§ **Records supplied**
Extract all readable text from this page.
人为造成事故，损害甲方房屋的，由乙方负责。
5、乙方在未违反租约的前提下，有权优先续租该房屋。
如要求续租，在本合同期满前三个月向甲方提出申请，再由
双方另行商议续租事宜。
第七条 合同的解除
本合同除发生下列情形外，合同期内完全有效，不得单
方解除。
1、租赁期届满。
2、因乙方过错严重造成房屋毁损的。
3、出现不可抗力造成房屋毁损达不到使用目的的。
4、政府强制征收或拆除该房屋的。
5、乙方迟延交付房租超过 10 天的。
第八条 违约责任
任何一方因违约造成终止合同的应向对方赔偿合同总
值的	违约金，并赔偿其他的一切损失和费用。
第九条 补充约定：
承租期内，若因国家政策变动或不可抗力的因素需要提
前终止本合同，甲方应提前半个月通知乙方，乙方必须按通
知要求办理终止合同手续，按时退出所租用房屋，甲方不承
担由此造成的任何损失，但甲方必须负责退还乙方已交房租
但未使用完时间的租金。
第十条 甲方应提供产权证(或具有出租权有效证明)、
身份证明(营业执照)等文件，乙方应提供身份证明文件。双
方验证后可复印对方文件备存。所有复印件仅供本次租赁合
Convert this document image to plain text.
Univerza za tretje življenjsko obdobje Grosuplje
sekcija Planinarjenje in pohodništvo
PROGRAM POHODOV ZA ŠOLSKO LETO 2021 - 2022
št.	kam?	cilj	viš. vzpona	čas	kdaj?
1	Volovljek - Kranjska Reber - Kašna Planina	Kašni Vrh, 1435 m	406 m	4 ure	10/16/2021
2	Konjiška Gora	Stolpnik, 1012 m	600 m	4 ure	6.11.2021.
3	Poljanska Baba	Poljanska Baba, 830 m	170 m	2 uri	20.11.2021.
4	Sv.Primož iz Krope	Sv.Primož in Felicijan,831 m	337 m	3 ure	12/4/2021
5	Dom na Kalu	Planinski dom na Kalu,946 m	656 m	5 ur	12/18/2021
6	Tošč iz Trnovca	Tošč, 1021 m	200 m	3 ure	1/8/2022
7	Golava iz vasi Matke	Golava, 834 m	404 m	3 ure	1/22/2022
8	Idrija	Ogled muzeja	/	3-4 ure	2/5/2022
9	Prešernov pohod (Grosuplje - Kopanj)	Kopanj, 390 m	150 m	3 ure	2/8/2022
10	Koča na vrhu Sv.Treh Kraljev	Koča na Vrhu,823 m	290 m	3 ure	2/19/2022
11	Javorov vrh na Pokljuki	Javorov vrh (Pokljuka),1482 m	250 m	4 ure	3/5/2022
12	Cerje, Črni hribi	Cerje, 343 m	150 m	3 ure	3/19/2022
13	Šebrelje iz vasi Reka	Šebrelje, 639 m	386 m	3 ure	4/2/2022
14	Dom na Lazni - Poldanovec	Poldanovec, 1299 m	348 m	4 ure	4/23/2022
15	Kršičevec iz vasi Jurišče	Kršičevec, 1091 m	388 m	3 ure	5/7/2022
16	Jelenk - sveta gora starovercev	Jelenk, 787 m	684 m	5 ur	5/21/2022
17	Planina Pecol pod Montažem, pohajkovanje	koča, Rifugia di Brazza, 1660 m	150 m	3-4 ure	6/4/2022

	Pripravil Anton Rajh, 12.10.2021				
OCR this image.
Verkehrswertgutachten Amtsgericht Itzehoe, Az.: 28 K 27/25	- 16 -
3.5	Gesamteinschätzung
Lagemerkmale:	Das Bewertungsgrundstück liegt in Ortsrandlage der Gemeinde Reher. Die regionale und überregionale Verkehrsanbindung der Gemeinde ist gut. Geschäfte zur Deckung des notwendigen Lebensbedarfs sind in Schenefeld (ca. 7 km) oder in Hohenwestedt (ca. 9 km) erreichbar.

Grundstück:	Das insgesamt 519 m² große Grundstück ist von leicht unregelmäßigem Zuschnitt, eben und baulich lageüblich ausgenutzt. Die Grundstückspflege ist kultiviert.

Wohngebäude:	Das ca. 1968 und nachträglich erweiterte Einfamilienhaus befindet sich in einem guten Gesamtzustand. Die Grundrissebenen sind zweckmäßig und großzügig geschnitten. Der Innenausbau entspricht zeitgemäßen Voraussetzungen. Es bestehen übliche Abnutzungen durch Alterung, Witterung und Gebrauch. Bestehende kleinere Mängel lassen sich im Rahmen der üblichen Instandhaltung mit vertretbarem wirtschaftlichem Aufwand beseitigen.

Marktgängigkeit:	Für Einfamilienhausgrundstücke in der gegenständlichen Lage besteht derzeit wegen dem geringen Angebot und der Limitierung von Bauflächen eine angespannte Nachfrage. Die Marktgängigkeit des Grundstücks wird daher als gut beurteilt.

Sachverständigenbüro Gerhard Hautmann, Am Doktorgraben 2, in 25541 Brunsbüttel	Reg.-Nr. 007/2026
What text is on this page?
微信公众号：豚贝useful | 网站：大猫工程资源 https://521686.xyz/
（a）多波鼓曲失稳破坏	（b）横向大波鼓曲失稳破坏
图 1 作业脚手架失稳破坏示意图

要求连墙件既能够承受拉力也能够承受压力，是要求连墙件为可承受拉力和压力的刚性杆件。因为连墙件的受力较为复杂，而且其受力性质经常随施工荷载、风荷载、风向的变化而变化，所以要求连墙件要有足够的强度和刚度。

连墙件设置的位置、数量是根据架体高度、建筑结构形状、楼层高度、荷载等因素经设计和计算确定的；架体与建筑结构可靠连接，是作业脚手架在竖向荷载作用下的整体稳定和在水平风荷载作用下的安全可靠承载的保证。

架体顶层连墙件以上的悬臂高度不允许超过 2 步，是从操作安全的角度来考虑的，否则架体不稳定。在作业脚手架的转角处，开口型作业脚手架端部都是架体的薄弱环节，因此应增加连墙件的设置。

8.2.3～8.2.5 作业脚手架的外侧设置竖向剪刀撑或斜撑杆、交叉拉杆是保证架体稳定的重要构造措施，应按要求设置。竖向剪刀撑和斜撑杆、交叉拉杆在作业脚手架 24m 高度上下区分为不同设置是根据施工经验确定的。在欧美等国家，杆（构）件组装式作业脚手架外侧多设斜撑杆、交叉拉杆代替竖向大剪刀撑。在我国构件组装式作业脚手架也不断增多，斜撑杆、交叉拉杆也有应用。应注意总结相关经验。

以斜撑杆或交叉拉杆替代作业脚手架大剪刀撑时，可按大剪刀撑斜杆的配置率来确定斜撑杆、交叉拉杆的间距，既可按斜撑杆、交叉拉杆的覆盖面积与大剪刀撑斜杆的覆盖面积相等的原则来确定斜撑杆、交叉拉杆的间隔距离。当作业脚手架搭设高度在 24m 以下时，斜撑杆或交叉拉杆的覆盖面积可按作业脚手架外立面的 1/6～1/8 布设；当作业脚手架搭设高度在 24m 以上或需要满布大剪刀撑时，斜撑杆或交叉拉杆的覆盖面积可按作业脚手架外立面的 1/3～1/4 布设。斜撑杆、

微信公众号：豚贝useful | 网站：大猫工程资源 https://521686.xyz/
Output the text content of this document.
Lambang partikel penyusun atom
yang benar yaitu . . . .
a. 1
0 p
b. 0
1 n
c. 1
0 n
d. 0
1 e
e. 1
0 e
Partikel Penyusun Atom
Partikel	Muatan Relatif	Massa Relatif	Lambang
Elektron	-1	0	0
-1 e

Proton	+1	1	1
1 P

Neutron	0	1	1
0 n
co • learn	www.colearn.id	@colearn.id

§ **Problem to solve**
Extract each line of the material exactly as it stands.

§ **Response**
Extract all readable text from this page.
人为造成事故，损害甲方房屋的，由乙方负责。
5、乙方在未违反租约的前提下，有权优先续租该房屋。
如要求续租，在本合同期满前三个月向甲方提出申请，再由
双方另行商议续租事宜。
第七条 合同的解除
本合同除发生下列情形外，合同期内完全有效，不得单
方解除。
1、租赁期届满。
2、因乙方过错严重造成房屋毁损的。
3、出现不可抗力造成房屋毁损达不到使用目的的。
4、政府强制征收或拆除该房屋的。
5、乙方迟延交付房租超过 10 天的。
第八条 违约责任
任何一方因违约造成终止合同的应向对方赔偿合同总
值的	违约金，并赔偿其他的一切损失和费用。
第九条 补充约定：
承租期内，若因国家政策变动或不可抗力的因素需要提
前终止本合同，甲方应提前半个月通知乙方，乙方必须按通
知要求办理终止合同手续，按时退出所租用房屋，甲方不承
担由此造成的任何损失，但甲方必须负责退还乙方已交房租
但未使用完时间的租金。
第十条 甲方应提供产权证(或具有出租权有效证明)、
身份证明(营业执照)等文件，乙方应提供身份证明文件。双
方验证后可复印对方文件备存。所有复印件仅供本次租赁合
Convert this document image to plain text.
Univerza za tretje življenjsko obdobje Grosuplje
sekcija Planinarjenje in pohodništvo
PROGRAM POHODOV ZA ŠOLSKO LETO 2021 - 2022
št.	kam?	cilj	viš. vzpona	čas	kdaj?
1	Volovljek - Kranjska Reber - Kašna Planina	Kašni Vrh, 1435 m	406 m	4 ure	10/16/2021
2	Konjiška Gora	Stolpnik, 1012 m	600 m	4 ure	6.11.2021.
3	Poljanska Baba	Poljanska Baba, 830 m	170 m	2 uri	20.11.2021.
4	Sv.Primož iz Krope	Sv.Primož in Felicijan,831 m	337 m	3 ure	12/4/2021
5	Dom na Kalu	Planinski dom na Kalu,946 m	656 m	5 ur	12/18/2021
6	Tošč iz Trnovca	Tošč, 1021 m	200 m	3 ure	1/8/2022
7	Golava iz vasi Matke	Golava, 834 m	404 m	3 ure	1/22/2022
8	Idrija	Ogled muzeja	/	3-4 ure	2/5/2022
9	Prešernov pohod (Grosuplje - Kopanj)	Kopanj, 390 m	150 m	3 ure	2/8/2022
10	Koča na vrhu Sv.Treh Kraljev	Koča na Vrhu,823 m	290 m	3 ure	2/19/2022
11	Javorov vrh na Pokljuki	Javorov vrh (Pokljuka),1482 m	250 m	4 ure	3/5/2022
12	Cerje, Črni hribi	Cerje, 343 m	150 m	3 ure	3/19/2022
13	Šebrelje iz vasi Reka	Šebrelje, 639 m	386 m	3 ure	4/2/2022
14	Dom na Lazni - Poldanovec	Poldanovec, 1299 m	348 m	4 ure	4/23/2022
15	Kršičevec iz vasi Jurišče	Kršičevec, 1091 m	388 m	3 ure	5/7/2022
16	Jelenk - sveta gora starovercev	Jelenk, 787 m	684 m	5 ur	5/21/2022
17	Planina Pecol pod Montažem, pohajkovanje	koča, Rifugia di Brazza, 1660 m	150 m	3-4 ure	6/4/2022

	Pripravil Anton Rajh, 12.10.2021				
OCR this image.
Verkehrswertgutachten Amtsgericht Itzehoe, Az.: 28 K 27/25	- 16 -
3.5	Gesamteinschätzung
Lagemerkmale:	Das Bewertungsgrundstück liegt in Ortsrandlage der Gemeinde Reher. Die regionale und überregionale Verkehrsanbindung der Gemeinde ist gut. Geschäfte zur Deckung des notwendigen Lebensbedarfs sind in Schenefeld (ca. 7 km) oder in Hohenwestedt (ca. 9 km) erreichbar.

Grundstück:	Das insgesamt 519 m² große Grundstück ist von leicht unregelmäßigem Zuschnitt, eben und baulich lageüblich ausgenutzt. Die Grundstückspflege ist kultiviert.

Wohngebäude:	Das ca. 1968 und nachträglich erweiterte Einfamilienhaus befindet sich in einem guten Gesamtzustand. Die Grundrissebenen sind zweckmäßig und großzügig geschnitten. Der Innenausbau entspricht zeitgemäßen Voraussetzungen. Es bestehen übliche Abnutzungen durch Alterung, Witterung und Gebrauch. Bestehende kleinere Mängel lassen sich im Rahmen der üblichen Instandhaltung mit vertretbarem wirtschaftlichem Aufwand beseitigen.

Marktgängigkeit:	Für Einfamilienhausgrundstücke in der gegenständlichen Lage besteht derzeit wegen dem geringen Angebot und der Limitierung von Bauflächen eine angespannte Nachfrage. Die Marktgängigkeit des Grundstücks wird daher als gut beurteilt.

Sachverständigenbüro Gerhard Hautmann, Am Doktorgraben 2, in 25541 Brunsbüttel	Reg.-Nr. 007/2026
What text is on this page?
微信公众号：豚贝useful | 网站：大猫工程资源 https://521686.xyz/
（a）多波鼓曲失稳破坏	（b）横向大波鼓曲失稳破坏
图 1 作业脚手架失稳破坏示意图

要求连墙件既能够承受拉力也能够承受压力，是要求连墙件为可承受拉力和压力的刚性杆件。因为连墙件的受力较为复杂，而且其受力性质经常随施工荷载、风荷载、风向的变化而变化，所以要求连墙件要有足够的强度和刚度。

连墙件设置的位置、数量是根据架体高度、建筑结构形状、楼层高度、荷载等因素经设计和计算确定的；架体与建筑结构可靠连接，是作业脚手架在竖向荷载作用下的整体稳定和在水平风荷载作用下的安全可靠承载的保证。

架体顶层连墙件以上的悬臂高度不允许超过 2 步，是从操作安全的角度来考虑的，否则架体不稳定。在作业脚手架的转角处，开口型作业脚手架端部都是架体的薄弱环节，因此应增加连墙件的设置。

8.2.3～8.2.5 作业脚手架的外侧设置竖向剪刀撑或斜撑杆、交叉拉杆是保证架体稳定的重要构造措施，应按要求设置。竖向剪刀撑和斜撑杆、交叉拉杆在作业脚手架 24m 高度上下区分为不同设置是根据施工经验确定的。在欧美等国家，杆（构）件组装式作业脚手架外侧多设斜撑杆、交叉拉杆代替竖向大剪刀撑。在我国构件组装式作业脚手架也不断增多，斜撑杆、交叉拉杆也有应用。应注意总结相关经验。

以斜撑杆或交叉拉杆替代作业脚手架大剪刀撑时，可按大剪刀撑斜杆的配置率来确定斜撑杆、交叉拉杆的间距，既可按斜撑杆、交叉拉杆的覆盖面积与大剪刀撑斜杆的覆盖面积相等的原则来确定斜撑杆、交叉拉杆的间隔距离。当作业脚手架搭设高度在 24m 以下时，斜撑杆或交叉拉杆的覆盖面积可按作业脚手架外立面的 1/6～1/8 布设；当作业脚手架搭设高度在 24m 以上或需要满布大剪刀撑时，斜撑杆或交叉拉杆的覆盖面积可按作业脚手架外立面的 1/3～1/4 布设。斜撑杆、

微信公众号：豚贝useful | 网站：大猫工程资源 https://521686.xyz/
Output the text content of this document.
Lambang partikel penyusun atom
yang benar yaitu . . . .
a. 1
0 p
b. 0
1 n
c. 1
0 n
d. 0
1 e
e. 1
0 e
Partikel Penyusun Atom
Partikel	Muatan Relatif	Massa Relatif	Lambang
Elektron	-1	0	0
-1 e

Proton	+1	1	1
1 P

Neutron	0	1	1
0 n
co • learn	www.colearn.id	@colearn.id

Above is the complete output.